Brief: Using the entries below, transcribe exactly the line containing "What data populates" and each line that follows it to the end.

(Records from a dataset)
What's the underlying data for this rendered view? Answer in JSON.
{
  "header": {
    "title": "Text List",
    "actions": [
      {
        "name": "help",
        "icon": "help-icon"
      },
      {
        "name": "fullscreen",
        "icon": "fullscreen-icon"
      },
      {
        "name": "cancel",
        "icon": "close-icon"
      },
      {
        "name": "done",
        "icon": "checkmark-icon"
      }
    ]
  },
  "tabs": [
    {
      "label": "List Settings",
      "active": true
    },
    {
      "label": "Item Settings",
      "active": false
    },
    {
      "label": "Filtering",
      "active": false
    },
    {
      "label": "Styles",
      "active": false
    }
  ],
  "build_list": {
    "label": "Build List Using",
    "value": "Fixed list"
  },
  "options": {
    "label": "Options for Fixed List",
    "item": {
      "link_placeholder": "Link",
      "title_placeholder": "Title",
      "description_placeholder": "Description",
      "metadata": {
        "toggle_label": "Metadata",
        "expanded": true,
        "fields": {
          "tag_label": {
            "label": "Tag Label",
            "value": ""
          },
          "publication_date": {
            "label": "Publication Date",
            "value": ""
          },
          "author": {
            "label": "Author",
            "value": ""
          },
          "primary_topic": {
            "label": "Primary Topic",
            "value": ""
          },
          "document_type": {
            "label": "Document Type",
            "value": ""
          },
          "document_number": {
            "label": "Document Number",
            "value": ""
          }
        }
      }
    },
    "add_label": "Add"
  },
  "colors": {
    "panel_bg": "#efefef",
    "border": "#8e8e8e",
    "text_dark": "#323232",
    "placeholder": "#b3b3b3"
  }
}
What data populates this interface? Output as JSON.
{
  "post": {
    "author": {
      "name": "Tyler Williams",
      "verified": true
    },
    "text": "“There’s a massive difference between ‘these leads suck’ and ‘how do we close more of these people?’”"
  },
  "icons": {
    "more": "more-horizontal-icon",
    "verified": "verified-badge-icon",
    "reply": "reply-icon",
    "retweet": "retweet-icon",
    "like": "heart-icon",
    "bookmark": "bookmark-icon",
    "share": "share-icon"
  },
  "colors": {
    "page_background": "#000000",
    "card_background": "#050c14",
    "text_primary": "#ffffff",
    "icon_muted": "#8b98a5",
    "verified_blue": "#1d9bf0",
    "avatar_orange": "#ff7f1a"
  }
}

Answer in full:
What data populates this interface? Output as JSON.
{
  "post": {
    "author": {
      "name": "Tyler Williams",
      "verified": true
    },
    "text": "“There’s a massive difference between ‘these leads suck’ and ‘how do we close more of these people?’”"
  },
  "icons": {
    "more": "more-horizontal-icon",
    "verified": "verified-badge-icon",
    "reply": "reply-icon",
    "retweet": "retweet-icon",
    "like": "heart-icon",
    "bookmark": "bookmark-icon",
    "share": "share-icon"
  },
  "colors": {
    "page_background": "#000000",
    "card_background": "#050c14",
    "text_primary": "#ffffff",
    "icon_muted": "#8b98a5",
    "verified_blue": "#1d9bf0",
    "avatar_orange": "#ff7f1a"
  }
}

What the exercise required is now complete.